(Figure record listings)
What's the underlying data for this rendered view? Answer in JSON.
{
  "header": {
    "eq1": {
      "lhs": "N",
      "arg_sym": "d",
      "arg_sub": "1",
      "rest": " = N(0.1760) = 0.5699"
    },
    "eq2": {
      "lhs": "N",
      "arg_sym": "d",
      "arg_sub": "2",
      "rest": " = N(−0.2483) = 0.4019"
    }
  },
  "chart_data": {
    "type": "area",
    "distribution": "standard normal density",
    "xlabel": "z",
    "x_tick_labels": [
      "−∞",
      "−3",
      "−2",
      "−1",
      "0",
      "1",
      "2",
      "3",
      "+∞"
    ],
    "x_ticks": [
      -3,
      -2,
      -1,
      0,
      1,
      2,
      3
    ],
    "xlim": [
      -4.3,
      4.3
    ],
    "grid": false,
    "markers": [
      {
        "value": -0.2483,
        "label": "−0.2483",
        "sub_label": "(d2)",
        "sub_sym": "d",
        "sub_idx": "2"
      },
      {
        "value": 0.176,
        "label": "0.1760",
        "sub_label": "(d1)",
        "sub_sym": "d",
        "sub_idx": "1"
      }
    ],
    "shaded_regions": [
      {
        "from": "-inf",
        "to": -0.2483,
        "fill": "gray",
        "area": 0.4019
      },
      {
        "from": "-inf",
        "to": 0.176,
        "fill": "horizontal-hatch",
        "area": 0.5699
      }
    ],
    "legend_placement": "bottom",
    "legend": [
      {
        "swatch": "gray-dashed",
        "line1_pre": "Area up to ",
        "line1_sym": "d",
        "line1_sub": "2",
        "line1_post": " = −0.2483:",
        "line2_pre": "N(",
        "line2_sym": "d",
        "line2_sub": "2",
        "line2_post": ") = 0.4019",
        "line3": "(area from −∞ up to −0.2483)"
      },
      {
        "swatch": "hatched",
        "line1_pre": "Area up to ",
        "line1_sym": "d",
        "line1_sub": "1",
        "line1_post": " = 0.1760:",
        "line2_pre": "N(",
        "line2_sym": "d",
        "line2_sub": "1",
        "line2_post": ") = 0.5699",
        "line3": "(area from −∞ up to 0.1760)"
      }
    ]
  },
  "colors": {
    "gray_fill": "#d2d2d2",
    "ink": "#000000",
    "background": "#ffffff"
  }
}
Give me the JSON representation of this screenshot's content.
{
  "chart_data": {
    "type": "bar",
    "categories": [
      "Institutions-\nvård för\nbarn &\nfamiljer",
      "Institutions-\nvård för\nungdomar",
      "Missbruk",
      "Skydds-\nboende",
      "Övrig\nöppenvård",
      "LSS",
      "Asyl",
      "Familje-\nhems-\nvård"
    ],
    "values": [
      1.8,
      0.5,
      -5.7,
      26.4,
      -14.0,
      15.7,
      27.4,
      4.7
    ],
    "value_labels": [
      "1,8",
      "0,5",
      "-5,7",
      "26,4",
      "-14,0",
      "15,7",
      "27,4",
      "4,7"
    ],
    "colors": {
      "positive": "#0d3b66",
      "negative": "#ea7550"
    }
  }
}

### [Work to be completed]
Gather each line from the entries above that includes the word "this".

### [Task response]
What's the underlying data for this rendered view? Answer in JSON.
Give me the JSON representation of this screenshot's content.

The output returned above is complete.